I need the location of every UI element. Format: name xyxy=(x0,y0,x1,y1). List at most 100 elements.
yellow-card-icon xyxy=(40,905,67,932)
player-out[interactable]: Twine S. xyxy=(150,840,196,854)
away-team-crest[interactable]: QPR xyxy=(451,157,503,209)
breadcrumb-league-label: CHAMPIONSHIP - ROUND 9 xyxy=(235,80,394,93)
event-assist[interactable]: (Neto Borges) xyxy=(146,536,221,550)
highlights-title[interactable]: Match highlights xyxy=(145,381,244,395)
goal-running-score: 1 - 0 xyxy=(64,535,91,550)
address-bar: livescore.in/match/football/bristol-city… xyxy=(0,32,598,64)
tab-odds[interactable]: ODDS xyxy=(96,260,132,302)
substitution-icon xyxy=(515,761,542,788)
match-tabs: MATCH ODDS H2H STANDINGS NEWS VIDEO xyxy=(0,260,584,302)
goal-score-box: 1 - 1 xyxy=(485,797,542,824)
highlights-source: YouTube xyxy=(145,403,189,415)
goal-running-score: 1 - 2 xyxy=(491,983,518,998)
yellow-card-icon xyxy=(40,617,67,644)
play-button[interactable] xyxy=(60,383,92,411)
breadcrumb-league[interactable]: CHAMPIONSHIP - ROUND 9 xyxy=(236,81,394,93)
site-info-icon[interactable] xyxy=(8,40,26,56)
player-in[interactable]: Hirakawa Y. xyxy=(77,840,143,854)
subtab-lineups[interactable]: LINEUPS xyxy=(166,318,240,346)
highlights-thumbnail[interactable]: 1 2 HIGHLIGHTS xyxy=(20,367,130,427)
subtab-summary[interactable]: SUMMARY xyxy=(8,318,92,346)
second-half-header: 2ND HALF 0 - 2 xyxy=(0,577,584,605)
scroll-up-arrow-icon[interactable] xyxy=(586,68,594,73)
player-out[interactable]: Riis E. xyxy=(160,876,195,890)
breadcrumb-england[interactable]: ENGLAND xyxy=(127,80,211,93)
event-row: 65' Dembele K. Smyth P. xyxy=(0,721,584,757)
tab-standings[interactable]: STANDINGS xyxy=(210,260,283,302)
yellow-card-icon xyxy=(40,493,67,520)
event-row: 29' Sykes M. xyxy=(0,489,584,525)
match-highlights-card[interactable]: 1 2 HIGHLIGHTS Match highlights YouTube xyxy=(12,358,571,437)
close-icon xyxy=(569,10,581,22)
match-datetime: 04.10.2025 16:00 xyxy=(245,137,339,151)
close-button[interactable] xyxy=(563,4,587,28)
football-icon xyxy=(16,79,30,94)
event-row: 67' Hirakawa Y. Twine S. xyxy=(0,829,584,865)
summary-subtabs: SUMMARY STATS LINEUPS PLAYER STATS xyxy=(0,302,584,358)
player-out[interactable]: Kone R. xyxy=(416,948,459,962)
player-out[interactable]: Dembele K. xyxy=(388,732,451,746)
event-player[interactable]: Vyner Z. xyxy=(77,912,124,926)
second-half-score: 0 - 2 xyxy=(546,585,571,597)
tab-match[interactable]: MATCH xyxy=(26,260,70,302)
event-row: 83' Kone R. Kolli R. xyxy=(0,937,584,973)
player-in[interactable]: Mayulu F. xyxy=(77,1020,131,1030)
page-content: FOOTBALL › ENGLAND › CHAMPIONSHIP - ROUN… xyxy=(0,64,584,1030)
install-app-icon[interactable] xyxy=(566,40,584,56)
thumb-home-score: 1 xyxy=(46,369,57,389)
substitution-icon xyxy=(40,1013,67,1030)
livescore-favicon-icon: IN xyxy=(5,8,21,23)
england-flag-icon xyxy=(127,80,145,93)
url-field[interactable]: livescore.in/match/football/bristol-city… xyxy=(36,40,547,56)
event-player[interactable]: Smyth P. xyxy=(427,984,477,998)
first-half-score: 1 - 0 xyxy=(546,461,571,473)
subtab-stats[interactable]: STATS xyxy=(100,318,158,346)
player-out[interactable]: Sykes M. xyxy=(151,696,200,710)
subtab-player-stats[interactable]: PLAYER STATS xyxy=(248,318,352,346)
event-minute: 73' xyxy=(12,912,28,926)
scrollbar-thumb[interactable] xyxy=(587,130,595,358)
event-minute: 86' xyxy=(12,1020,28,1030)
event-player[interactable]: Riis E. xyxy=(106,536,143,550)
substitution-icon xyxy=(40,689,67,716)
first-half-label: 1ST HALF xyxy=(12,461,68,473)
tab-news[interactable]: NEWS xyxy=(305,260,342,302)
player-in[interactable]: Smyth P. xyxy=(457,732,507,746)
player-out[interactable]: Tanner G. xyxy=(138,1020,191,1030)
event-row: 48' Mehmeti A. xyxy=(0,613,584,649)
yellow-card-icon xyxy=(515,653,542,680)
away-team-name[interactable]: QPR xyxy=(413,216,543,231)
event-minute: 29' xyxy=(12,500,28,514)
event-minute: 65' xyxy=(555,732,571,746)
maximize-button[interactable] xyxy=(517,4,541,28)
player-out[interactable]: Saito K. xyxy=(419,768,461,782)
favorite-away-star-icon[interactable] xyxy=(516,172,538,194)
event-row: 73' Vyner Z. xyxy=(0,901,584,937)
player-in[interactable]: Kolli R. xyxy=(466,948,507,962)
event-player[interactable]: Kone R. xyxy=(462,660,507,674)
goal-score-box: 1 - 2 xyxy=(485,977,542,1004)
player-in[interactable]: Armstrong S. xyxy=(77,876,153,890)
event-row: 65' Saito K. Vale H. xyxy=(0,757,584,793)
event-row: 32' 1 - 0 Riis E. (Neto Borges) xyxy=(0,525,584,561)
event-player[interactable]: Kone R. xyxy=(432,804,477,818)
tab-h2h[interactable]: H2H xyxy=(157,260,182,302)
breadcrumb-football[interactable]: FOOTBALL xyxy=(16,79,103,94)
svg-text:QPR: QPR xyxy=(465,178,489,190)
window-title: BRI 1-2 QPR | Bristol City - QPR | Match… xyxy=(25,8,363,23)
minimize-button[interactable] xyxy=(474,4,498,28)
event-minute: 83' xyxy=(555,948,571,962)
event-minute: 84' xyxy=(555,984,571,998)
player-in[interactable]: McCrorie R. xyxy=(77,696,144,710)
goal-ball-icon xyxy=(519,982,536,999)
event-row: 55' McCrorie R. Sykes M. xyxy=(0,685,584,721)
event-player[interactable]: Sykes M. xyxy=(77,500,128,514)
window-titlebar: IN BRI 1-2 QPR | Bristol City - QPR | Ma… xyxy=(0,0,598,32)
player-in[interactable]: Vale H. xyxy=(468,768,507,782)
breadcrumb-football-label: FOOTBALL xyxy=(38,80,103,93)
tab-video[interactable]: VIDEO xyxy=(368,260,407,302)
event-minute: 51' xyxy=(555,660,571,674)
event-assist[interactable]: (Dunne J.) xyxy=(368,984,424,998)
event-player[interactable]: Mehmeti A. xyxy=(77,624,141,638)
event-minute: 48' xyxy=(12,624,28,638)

What is asked – Express the lines as a Markdown table with the columns Number and Text, numbering each row and leaving out blank lines. Begin at the first line of the entries and stop after the line that contains "breadcrumb-league-label: CHAMPIONSHIP - ROUND".

Output of the task –
| Number | Text |
|---|---|
| 1 | I need the location of every UI element. Format: name xyxy=(x0,y0,x1,y1). List at most 100 elements. |
| 2 | yellow-card-icon xyxy=(40,905,67,932) |
| 3 | player-out[interactable]: Twine S. xyxy=(150,840,196,854) |
| 4 | away-team-crest[interactable]: QPR xyxy=(451,157,503,209) |
| 5 | breadcrumb-league-label: CHAMPIONSHIP - ROUND 9 xyxy=(235,80,394,93) |